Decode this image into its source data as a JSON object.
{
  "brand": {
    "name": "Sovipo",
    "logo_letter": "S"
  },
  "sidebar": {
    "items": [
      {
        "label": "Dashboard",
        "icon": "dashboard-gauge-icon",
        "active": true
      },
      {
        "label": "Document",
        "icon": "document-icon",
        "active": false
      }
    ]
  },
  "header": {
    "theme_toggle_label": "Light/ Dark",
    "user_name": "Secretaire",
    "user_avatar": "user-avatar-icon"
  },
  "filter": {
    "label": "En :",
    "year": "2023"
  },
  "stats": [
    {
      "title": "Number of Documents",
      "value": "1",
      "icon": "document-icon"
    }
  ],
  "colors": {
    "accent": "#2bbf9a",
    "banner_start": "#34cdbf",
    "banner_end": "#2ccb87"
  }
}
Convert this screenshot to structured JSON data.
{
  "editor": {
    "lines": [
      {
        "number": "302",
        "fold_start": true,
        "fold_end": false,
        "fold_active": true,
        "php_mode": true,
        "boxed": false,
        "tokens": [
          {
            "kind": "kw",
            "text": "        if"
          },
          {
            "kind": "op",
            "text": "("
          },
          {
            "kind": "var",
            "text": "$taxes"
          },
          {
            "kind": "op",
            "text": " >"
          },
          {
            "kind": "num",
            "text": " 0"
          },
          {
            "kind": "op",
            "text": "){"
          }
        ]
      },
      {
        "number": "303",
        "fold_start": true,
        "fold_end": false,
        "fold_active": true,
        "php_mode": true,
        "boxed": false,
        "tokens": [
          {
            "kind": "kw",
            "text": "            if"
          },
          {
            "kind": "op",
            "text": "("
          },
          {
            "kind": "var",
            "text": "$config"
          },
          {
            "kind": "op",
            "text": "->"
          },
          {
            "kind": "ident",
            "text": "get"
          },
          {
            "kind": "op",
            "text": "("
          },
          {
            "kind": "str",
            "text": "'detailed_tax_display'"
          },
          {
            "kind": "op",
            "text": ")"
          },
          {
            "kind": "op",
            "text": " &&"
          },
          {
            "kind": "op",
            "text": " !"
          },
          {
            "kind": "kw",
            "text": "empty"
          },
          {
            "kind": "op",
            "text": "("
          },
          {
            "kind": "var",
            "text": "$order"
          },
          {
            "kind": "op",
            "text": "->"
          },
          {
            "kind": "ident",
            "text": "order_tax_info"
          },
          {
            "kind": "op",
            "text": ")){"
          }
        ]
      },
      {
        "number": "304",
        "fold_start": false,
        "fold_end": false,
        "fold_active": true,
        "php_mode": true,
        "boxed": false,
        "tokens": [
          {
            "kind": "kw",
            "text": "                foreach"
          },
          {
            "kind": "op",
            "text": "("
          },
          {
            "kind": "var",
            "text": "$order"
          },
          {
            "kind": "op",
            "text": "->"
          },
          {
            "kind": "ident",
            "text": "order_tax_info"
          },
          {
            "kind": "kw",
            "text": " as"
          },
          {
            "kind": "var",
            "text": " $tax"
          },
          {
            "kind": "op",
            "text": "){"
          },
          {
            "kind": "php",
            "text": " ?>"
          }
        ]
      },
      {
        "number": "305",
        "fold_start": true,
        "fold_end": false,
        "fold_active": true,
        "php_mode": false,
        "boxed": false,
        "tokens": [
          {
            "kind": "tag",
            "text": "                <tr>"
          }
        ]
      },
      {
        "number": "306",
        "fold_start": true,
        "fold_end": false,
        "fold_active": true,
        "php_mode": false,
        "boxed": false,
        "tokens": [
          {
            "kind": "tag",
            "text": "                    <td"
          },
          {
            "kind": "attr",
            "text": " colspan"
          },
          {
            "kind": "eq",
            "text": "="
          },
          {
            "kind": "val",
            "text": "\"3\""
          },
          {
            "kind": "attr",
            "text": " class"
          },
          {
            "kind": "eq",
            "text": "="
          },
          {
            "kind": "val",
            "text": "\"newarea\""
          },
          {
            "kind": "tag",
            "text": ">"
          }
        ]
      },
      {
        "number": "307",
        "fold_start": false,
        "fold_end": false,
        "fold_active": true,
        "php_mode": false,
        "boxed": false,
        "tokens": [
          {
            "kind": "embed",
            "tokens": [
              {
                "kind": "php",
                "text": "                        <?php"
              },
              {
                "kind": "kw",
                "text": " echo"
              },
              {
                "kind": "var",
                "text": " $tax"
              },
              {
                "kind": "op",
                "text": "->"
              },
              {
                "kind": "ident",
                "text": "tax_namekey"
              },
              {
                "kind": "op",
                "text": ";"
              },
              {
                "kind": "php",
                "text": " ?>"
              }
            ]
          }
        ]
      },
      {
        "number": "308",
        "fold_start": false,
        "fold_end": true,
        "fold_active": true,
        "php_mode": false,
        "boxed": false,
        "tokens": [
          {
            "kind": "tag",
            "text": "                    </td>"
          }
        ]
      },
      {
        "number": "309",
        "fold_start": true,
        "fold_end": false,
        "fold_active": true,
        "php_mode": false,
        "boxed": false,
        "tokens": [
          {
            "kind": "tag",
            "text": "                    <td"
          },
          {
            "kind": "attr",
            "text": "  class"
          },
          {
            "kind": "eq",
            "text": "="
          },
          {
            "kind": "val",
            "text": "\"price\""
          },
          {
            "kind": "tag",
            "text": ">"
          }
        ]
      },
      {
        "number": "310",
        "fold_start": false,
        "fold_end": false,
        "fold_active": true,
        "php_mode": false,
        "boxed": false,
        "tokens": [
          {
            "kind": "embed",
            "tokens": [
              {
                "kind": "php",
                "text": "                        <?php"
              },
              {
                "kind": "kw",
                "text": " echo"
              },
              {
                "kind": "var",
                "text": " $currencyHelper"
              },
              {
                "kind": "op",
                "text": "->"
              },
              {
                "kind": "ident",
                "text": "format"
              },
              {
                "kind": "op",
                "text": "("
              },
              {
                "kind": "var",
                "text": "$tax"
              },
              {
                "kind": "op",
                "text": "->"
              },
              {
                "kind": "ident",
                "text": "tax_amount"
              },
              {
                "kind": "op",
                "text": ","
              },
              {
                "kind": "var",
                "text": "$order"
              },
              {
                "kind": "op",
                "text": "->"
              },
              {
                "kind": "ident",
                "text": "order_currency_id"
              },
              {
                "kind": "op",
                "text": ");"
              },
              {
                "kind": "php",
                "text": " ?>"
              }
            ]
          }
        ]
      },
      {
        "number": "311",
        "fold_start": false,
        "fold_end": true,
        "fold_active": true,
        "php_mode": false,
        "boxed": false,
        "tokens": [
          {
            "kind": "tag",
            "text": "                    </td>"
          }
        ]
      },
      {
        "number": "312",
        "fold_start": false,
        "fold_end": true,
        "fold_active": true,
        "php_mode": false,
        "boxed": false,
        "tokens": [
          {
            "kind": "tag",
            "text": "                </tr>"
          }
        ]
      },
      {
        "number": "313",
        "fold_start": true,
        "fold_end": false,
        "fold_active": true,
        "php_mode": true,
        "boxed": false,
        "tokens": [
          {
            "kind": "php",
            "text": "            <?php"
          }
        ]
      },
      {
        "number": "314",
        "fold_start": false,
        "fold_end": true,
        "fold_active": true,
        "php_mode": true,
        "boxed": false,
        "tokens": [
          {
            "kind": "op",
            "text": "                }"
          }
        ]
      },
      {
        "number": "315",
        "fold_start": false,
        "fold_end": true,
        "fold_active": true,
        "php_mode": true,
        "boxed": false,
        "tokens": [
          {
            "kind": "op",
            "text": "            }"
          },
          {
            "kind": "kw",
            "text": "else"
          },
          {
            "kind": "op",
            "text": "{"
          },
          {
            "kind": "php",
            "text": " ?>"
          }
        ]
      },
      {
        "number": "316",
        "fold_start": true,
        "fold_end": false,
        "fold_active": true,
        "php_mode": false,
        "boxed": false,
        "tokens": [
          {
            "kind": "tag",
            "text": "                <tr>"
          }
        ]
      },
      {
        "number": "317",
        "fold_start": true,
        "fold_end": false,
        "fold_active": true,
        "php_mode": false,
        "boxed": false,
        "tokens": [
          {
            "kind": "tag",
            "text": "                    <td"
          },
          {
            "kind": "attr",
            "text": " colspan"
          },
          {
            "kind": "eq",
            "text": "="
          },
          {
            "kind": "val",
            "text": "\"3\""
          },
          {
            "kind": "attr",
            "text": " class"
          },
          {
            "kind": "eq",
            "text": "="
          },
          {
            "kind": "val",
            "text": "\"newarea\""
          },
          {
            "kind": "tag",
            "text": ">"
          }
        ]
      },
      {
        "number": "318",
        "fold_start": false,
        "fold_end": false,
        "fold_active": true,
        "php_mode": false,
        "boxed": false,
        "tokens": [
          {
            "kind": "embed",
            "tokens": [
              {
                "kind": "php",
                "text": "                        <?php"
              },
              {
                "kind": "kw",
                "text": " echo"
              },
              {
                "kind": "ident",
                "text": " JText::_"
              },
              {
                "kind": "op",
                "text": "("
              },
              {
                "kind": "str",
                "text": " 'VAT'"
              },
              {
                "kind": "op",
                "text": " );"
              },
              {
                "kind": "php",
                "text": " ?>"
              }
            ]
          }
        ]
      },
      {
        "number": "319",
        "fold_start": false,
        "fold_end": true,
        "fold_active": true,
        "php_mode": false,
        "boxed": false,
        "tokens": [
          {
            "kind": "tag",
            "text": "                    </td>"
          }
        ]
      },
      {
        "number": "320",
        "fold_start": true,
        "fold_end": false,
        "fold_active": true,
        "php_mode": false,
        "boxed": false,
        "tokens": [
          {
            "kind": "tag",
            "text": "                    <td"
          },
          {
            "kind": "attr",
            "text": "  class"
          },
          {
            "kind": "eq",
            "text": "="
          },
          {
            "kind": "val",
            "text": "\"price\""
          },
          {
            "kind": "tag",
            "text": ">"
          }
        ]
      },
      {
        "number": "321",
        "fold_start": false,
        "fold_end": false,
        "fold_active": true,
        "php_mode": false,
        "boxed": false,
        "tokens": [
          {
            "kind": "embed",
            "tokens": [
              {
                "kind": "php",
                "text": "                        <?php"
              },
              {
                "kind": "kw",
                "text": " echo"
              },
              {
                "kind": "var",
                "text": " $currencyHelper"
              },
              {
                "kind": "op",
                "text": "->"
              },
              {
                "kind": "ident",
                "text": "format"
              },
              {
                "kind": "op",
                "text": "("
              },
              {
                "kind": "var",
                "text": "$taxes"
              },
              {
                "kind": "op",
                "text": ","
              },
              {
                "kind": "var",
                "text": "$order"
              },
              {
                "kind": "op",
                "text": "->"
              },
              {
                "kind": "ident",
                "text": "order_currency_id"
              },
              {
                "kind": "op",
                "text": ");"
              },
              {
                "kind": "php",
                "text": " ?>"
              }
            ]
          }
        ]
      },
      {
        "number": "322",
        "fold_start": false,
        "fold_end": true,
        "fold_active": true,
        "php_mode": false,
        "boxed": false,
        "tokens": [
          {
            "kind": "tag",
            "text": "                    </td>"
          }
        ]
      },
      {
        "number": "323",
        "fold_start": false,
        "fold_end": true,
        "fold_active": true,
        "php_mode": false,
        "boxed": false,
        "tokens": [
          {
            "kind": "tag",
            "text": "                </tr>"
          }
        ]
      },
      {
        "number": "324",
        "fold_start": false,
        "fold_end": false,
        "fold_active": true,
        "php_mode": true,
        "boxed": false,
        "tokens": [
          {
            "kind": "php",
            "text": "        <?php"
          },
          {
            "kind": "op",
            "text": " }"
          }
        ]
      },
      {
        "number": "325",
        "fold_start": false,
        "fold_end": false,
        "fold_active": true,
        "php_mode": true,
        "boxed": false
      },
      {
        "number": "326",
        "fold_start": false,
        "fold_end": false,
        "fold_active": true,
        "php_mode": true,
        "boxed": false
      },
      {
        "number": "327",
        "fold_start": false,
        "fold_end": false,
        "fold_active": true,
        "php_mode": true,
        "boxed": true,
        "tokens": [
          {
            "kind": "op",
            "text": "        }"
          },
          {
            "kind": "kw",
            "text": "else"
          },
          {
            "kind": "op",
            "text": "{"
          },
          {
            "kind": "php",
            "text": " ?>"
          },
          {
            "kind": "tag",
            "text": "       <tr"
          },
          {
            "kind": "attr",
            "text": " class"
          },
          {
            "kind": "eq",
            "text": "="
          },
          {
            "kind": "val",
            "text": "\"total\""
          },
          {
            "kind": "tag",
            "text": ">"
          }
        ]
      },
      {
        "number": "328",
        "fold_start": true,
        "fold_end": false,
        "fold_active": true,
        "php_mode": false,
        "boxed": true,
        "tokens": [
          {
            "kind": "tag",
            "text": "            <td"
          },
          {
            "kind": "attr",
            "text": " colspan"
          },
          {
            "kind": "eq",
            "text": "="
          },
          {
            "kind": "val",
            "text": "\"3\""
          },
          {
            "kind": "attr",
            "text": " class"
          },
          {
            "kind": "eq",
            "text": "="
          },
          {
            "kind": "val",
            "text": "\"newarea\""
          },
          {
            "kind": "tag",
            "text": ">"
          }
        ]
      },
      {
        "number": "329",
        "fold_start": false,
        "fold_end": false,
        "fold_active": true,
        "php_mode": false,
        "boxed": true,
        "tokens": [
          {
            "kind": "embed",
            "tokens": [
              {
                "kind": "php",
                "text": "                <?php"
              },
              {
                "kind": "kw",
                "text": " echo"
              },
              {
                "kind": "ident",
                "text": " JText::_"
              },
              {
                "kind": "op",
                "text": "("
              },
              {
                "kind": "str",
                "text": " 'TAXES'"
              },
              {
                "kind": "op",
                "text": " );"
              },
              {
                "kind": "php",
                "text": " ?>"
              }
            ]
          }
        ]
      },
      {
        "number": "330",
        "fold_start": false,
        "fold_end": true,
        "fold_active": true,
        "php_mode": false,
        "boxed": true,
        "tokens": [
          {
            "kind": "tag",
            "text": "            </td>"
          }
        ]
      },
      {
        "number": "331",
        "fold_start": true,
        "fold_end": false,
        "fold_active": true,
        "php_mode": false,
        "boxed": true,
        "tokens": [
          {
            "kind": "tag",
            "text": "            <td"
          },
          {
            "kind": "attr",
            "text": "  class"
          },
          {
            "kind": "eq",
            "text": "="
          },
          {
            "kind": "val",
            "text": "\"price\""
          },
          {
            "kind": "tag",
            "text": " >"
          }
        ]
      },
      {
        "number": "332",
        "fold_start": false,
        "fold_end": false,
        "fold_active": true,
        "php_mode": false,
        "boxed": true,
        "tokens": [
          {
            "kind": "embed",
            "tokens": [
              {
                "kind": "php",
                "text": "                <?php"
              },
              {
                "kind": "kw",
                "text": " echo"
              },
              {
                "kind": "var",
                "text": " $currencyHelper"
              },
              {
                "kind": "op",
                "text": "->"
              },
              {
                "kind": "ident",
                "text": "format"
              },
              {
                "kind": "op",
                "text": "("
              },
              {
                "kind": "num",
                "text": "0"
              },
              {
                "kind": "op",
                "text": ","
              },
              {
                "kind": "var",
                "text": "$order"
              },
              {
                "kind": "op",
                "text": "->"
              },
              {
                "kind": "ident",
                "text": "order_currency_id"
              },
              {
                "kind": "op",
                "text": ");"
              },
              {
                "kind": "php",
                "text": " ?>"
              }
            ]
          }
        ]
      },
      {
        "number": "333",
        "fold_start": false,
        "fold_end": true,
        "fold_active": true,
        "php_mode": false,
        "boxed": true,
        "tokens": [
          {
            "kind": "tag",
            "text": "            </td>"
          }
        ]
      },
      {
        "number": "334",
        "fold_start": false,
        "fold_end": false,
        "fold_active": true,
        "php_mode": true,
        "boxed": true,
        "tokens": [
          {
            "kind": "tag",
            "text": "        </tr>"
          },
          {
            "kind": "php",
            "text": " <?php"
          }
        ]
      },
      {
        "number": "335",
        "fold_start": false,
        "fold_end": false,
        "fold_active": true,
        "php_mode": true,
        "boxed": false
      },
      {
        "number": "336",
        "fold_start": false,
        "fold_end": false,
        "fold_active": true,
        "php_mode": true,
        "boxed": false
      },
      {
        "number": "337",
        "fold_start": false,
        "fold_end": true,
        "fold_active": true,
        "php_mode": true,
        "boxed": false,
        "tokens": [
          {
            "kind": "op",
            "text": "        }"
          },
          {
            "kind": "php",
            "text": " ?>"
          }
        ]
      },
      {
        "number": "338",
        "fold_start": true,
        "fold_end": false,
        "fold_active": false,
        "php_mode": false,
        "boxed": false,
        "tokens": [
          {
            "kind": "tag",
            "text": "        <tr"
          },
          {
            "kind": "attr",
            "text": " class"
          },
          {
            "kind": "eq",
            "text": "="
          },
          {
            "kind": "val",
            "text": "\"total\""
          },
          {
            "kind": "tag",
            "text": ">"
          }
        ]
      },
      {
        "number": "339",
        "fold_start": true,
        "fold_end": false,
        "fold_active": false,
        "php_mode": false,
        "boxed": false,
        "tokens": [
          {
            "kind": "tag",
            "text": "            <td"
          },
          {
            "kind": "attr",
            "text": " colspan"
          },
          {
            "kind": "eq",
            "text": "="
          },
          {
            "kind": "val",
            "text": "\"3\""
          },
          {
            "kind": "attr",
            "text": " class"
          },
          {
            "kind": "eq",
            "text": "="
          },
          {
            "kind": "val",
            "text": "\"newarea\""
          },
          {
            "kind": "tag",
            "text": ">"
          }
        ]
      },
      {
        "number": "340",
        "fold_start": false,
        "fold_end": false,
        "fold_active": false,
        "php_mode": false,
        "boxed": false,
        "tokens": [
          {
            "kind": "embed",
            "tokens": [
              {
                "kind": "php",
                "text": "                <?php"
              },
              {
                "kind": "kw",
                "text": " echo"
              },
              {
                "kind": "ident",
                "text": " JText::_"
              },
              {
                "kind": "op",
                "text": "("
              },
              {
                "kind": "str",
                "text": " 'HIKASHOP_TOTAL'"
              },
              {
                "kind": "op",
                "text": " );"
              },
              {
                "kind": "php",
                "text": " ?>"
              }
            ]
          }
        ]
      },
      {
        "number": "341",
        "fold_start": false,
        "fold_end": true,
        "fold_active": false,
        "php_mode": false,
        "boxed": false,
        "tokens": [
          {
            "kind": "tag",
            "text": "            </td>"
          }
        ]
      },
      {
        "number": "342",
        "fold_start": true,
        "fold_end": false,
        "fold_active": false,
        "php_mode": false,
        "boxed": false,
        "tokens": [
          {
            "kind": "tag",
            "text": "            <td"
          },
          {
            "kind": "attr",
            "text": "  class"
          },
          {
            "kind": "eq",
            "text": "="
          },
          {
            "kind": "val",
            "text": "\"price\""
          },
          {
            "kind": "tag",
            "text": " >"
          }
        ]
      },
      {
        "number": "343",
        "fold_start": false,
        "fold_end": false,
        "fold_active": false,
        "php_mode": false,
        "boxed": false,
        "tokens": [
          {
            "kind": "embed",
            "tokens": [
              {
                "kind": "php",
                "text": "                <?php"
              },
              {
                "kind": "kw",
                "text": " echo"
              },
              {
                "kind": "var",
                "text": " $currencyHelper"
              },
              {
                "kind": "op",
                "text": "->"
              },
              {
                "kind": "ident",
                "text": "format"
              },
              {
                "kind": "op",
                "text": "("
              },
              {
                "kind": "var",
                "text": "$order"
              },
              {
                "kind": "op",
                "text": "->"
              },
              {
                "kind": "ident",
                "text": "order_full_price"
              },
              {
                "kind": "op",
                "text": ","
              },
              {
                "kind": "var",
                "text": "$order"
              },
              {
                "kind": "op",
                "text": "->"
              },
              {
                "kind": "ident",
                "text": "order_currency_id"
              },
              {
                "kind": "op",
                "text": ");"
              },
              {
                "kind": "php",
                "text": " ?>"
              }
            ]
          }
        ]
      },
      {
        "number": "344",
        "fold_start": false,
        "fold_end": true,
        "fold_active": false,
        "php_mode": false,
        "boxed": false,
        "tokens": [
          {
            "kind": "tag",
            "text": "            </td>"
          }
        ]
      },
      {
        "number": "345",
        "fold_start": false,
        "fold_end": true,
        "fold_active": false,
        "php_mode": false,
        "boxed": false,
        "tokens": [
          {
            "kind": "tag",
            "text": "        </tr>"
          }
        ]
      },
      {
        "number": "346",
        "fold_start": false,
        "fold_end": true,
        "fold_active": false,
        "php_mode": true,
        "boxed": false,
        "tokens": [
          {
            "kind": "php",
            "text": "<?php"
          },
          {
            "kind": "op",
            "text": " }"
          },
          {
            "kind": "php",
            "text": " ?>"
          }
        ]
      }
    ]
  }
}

> **Written instruction**
Filter the records for lines holding the string "icon". Copy each one.

> **Answer**
        "icon": "dashboard-gauge-icon",
        "icon": "document-icon",
    "user_avatar": "user-avatar-icon"
      "icon": "document-icon"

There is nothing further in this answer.